Material to process
□ □ □ □

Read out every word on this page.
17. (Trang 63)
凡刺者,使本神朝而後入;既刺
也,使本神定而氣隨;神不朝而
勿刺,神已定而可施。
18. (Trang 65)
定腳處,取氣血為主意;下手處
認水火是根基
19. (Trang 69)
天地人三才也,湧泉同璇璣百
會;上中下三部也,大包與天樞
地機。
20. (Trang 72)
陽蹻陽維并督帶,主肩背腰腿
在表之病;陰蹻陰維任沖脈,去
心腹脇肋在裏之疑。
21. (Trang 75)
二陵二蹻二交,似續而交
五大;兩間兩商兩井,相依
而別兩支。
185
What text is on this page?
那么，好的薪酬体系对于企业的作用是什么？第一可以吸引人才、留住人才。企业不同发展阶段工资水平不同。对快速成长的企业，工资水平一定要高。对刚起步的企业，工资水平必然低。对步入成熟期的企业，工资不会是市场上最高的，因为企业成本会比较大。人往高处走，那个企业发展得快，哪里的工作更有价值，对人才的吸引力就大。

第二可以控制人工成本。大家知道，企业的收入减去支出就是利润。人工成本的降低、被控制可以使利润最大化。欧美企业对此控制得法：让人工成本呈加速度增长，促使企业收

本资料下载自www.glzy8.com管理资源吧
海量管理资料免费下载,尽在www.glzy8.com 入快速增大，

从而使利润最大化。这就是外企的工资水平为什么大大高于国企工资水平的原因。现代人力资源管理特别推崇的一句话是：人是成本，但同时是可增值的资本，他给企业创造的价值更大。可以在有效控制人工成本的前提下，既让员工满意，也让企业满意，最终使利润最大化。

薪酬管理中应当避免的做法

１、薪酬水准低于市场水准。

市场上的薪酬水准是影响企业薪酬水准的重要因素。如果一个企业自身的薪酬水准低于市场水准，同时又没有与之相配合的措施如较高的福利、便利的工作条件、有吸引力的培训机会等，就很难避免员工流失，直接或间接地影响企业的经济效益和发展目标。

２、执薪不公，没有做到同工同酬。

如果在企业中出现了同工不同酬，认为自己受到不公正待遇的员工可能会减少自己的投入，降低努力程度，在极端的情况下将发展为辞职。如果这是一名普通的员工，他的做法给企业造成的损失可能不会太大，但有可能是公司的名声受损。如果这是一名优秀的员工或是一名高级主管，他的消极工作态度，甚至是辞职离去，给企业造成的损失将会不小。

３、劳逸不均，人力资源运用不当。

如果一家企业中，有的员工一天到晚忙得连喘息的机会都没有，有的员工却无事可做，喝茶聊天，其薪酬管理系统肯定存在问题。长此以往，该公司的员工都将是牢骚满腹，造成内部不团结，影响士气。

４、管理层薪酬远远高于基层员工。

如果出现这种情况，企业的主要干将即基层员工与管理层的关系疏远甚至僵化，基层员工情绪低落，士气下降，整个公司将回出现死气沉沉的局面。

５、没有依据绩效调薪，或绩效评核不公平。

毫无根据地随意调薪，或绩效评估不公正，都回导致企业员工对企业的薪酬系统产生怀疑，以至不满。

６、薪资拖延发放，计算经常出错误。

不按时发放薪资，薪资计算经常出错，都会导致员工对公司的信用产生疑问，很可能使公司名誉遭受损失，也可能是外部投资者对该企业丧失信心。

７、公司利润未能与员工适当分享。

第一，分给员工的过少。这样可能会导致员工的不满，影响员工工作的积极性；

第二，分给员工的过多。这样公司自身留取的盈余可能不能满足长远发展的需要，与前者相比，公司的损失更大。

□ □ □ □

What to do
Copy out every line from the records that has the word "this".

Result
Read out every word on this page.
What text is on this page?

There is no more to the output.